◆ Given instruction
Write out the listing beneath this instruction in its entirety, exactly as it reads.

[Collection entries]
%%

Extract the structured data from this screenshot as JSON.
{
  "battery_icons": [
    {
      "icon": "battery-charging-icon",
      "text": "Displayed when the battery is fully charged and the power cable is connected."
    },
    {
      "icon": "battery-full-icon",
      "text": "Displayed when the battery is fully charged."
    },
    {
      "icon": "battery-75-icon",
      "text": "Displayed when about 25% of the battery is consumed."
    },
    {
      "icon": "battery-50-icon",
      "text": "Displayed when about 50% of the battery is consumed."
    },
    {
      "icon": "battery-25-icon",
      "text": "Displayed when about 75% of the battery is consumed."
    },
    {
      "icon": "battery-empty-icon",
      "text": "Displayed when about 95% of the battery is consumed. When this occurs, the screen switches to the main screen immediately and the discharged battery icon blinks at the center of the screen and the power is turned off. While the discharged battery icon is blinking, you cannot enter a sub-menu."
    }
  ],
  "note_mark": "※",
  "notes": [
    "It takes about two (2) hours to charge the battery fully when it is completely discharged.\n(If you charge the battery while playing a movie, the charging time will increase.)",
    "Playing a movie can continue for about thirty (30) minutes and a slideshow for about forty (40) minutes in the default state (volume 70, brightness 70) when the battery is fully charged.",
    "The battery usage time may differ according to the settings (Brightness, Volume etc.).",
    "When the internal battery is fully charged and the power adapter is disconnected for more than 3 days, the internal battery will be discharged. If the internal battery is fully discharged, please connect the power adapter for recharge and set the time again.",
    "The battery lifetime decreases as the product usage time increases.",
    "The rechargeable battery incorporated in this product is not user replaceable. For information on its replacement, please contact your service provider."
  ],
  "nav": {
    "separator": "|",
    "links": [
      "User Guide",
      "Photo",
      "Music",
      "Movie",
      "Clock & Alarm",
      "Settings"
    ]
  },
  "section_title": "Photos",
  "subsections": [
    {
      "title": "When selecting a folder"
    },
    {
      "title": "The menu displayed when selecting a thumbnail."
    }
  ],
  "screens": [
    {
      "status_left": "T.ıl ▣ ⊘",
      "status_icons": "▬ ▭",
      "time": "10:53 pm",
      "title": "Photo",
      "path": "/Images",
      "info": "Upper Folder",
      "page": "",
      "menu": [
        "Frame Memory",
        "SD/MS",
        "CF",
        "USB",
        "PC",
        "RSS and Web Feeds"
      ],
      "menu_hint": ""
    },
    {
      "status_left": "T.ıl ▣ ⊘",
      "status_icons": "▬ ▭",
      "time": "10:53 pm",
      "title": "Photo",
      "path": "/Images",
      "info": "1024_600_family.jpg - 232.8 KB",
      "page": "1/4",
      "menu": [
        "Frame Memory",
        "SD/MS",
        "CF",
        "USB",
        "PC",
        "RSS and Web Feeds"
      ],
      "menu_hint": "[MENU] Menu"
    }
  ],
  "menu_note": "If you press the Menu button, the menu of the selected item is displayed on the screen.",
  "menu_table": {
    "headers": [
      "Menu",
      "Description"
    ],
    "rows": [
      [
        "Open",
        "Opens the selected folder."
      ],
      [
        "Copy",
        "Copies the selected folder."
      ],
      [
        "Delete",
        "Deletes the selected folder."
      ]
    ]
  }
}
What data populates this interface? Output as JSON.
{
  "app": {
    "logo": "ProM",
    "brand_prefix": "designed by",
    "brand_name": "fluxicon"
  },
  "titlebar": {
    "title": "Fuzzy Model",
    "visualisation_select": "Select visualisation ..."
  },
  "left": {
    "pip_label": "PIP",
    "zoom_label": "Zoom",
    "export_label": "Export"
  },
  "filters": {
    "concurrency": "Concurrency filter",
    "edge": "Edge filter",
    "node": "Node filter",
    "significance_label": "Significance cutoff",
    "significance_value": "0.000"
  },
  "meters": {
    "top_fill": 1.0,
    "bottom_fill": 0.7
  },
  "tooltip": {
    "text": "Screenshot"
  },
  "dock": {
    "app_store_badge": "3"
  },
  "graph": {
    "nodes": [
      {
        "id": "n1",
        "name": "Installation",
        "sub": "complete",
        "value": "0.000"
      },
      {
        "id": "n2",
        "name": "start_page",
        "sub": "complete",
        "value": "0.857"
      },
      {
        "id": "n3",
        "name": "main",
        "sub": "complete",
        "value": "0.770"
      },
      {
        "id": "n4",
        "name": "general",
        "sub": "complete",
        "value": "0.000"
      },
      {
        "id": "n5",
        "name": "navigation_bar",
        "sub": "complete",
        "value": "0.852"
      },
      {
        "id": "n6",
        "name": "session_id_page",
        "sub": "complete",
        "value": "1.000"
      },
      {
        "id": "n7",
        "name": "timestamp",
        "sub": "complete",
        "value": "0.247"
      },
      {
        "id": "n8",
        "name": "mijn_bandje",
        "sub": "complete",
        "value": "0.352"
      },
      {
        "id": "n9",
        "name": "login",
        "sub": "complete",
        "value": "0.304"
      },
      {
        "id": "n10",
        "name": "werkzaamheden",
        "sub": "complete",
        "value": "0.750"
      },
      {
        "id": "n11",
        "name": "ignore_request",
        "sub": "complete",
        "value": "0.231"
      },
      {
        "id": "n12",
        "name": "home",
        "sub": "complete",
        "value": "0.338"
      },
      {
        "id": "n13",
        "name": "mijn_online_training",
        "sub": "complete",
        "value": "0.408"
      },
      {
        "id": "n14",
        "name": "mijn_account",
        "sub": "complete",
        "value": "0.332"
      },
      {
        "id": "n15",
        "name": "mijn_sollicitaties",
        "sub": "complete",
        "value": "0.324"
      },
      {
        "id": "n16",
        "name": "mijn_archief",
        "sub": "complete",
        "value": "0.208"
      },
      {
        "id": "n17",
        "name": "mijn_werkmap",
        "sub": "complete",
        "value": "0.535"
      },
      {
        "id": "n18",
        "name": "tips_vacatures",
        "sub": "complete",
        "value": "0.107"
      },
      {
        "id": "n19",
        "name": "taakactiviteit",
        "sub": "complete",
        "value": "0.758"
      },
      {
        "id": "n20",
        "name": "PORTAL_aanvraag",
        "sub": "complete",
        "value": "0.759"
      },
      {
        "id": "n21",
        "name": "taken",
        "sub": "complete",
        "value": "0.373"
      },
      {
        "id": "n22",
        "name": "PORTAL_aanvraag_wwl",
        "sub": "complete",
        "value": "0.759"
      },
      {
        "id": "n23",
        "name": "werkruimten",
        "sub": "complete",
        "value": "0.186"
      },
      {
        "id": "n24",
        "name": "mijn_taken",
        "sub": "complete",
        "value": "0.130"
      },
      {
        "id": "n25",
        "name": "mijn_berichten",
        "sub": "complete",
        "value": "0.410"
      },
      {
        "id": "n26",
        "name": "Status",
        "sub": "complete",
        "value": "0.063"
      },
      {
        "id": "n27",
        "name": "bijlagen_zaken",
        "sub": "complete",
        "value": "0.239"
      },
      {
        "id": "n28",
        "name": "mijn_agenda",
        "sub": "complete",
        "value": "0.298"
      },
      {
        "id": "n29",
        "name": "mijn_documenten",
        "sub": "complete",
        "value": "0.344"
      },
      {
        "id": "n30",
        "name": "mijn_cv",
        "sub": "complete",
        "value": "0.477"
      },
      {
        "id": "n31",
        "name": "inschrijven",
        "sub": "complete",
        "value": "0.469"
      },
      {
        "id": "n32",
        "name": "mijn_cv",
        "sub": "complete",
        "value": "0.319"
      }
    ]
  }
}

%%

◆ Complete response
Extract the structured data from this screenshot as JSON.
{
  "battery_icons": [
    {
      "icon": "battery-charging-icon",
      "text": "Displayed when the battery is fully charged and the power cable is connected."
    },
    {
      "icon": "battery-full-icon",
      "text": "Displayed when the battery is fully charged."
    },
    {
      "icon": "battery-75-icon",
      "text": "Displayed when about 25% of the battery is consumed."
    },
    {
      "icon": "battery-50-icon",
      "text": "Displayed when about 50% of the battery is consumed."
    },
    {
      "icon": "battery-25-icon",
      "text": "Displayed when about 75% of the battery is consumed."
    },
    {
      "icon": "battery-empty-icon",
      "text": "Displayed when about 95% of the battery is consumed. When this occurs, the screen switches to the main screen immediately and the discharged battery icon blinks at the center of the screen and the power is turned off. While the discharged battery icon is blinking, you cannot enter a sub-menu."
    }
  ],
  "note_mark": "※",
  "notes": [
    "It takes about two (2) hours to charge the battery fully when it is completely discharged.\n(If you charge the battery while playing a movie, the charging time will increase.)",
    "Playing a movie can continue for about thirty (30) minutes and a slideshow for about forty (40) minutes in the default state (volume 70, brightness 70) when the battery is fully charged.",
    "The battery usage time may differ according to the settings (Brightness, Volume etc.).",
    "When the internal battery is fully charged and the power adapter is disconnected for more than 3 days, the internal battery will be discharged. If the internal battery is fully discharged, please connect the power adapter for recharge and set the time again.",
    "The battery lifetime decreases as the product usage time increases.",
    "The rechargeable battery incorporated in this product is not user replaceable. For information on its replacement, please contact your service provider."
  ],
  "nav": {
    "separator": "|",
    "links": [
      "User Guide",
      "Photo",
      "Music",
      "Movie",
      "Clock & Alarm",
      "Settings"
    ]
  },
  "section_title": "Photos",
  "subsections": [
    {
      "title": "When selecting a folder"
    },
    {
      "title": "The menu displayed when selecting a thumbnail."
    }
  ],
  "screens": [
    {
      "status_left": "T.ıl ▣ ⊘",
      "status_icons": "▬ ▭",
      "time": "10:53 pm",
      "title": "Photo",
      "path": "/Images",
      "info": "Upper Folder",
      "page": "",
      "menu": [
        "Frame Memory",
        "SD/MS",
        "CF",
        "USB",
        "PC",
        "RSS and Web Feeds"
      ],
      "menu_hint": ""
    },
    {
      "status_left": "T.ıl ▣ ⊘",
      "status_icons": "▬ ▭",
      "time": "10:53 pm",
      "title": "Photo",
      "path": "/Images",
      "info": "1024_600_family.jpg - 232.8 KB",
      "page": "1/4",
      "menu": [
        "Frame Memory",
        "SD/MS",
        "CF",
        "USB",
        "PC",
        "RSS and Web Feeds"
      ],
      "menu_hint": "[MENU] Menu"
    }
  ],
  "menu_note": "If you press the Menu button, the menu of the selected item is displayed on the screen.",
  "menu_table": {
    "headers": [
      "Menu",
      "Description"
    ],
    "rows": [
      [
        "Open",
        "Opens the selected folder."
      ],
      [
        "Copy",
        "Copies the selected folder."
      ],
      [
        "Delete",
        "Deletes the selected folder."
      ]
    ]
  }
}
What data populates this interface? Output as JSON.
{
  "app": {
    "logo": "ProM",
    "brand_prefix": "designed by",
    "brand_name": "fluxicon"
  },
  "titlebar": {
    "title": "Fuzzy Model",
    "visualisation_select": "Select visualisation ..."
  },
  "left": {
    "pip_label": "PIP",
    "zoom_label": "Zoom",
    "export_label": "Export"
  },
  "filters": {
    "concurrency": "Concurrency filter",
    "edge": "Edge filter",
    "node": "Node filter",
    "significance_label": "Significance cutoff",
    "significance_value": "0.000"
  },
  "meters": {
    "top_fill": 1.0,
    "bottom_fill": 0.7
  },
  "tooltip": {
    "text": "Screenshot"
  },
  "dock": {
    "app_store_badge": "3"
  },
  "graph": {
    "nodes": [
      {
        "id": "n1",
        "name": "Installation",
        "sub": "complete",
        "value": "0.000"
      },
      {
        "id": "n2",
        "name": "start_page",
        "sub": "complete",
        "value": "0.857"
      },
      {
        "id": "n3",
        "name": "main",
        "sub": "complete",
        "value": "0.770"
      },
      {
        "id": "n4",
        "name": "general",
        "sub": "complete",
        "value": "0.000"
      },
      {
        "id": "n5",
        "name": "navigation_bar",
        "sub": "complete",
        "value": "0.852"
      },
      {
        "id": "n6",
        "name": "session_id_page",
        "sub": "complete",
        "value": "1.000"
      },
      {
        "id": "n7",
        "name": "timestamp",
        "sub": "complete",
        "value": "0.247"
      },
      {
        "id": "n8",
        "name": "mijn_bandje",
        "sub": "complete",
        "value": "0.352"
      },
      {
        "id": "n9",
        "name": "login",
        "sub": "complete",
        "value": "0.304"
      },
      {
        "id": "n10",
        "name": "werkzaamheden",
        "sub": "complete",
        "value": "0.750"
      },
      {
        "id": "n11",
        "name": "ignore_request",
        "sub": "complete",
        "value": "0.231"
      },
      {
        "id": "n12",
        "name": "home",
        "sub": "complete",
        "value": "0.338"
      },
      {
        "id": "n13",
        "name": "mijn_online_training",
        "sub": "complete",
        "value": "0.408"
      },
      {
        "id": "n14",
        "name": "mijn_account",
        "sub": "complete",
        "value": "0.332"
      },
      {
        "id": "n15",
        "name": "mijn_sollicitaties",
        "sub": "complete",
        "value": "0.324"
      },
      {
        "id": "n16",
        "name": "mijn_archief",
        "sub": "complete",
        "value": "0.208"
      },
      {
        "id": "n17",
        "name": "mijn_werkmap",
        "sub": "complete",
        "value": "0.535"
      },
      {
        "id": "n18",
        "name": "tips_vacatures",
        "sub": "complete",
        "value": "0.107"
      },
      {
        "id": "n19",
        "name": "taakactiviteit",
        "sub": "complete",
        "value": "0.758"
      },
      {
        "id": "n20",
        "name": "PORTAL_aanvraag",
        "sub": "complete",
        "value": "0.759"
      },
      {
        "id": "n21",
        "name": "taken",
        "sub": "complete",
        "value": "0.373"
      },
      {
        "id": "n22",
        "name": "PORTAL_aanvraag_wwl",
        "sub": "complete",
        "value": "0.759"
      },
      {
        "id": "n23",
        "name": "werkruimten",
        "sub": "complete",
        "value": "0.186"
      },
      {
        "id": "n24",
        "name": "mijn_taken",
        "sub": "complete",
        "value": "0.130"
      },
      {
        "id": "n25",
        "name": "mijn_berichten",
        "sub": "complete",
        "value": "0.410"
      },
      {
        "id": "n26",
        "name": "Status",
        "sub": "complete",
        "value": "0.063"
      },
      {
        "id": "n27",
        "name": "bijlagen_zaken",
        "sub": "complete",
        "value": "0.239"
      },
      {
        "id": "n28",
        "name": "mijn_agenda",
        "sub": "complete",
        "value": "0.298"
      },
      {
        "id": "n29",
        "name": "mijn_documenten",
        "sub": "complete",
        "value": "0.344"
      },
      {
        "id": "n30",
        "name": "mijn_cv",
        "sub": "complete",
        "value": "0.477"
      },
      {
        "id": "n31",
        "name": "inschrijven",
        "sub": "complete",
        "value": "0.469"
      },
      {
        "id": "n32",
        "name": "mijn_cv",
        "sub": "complete",
        "value": "0.319"
      }
    ]
  }
}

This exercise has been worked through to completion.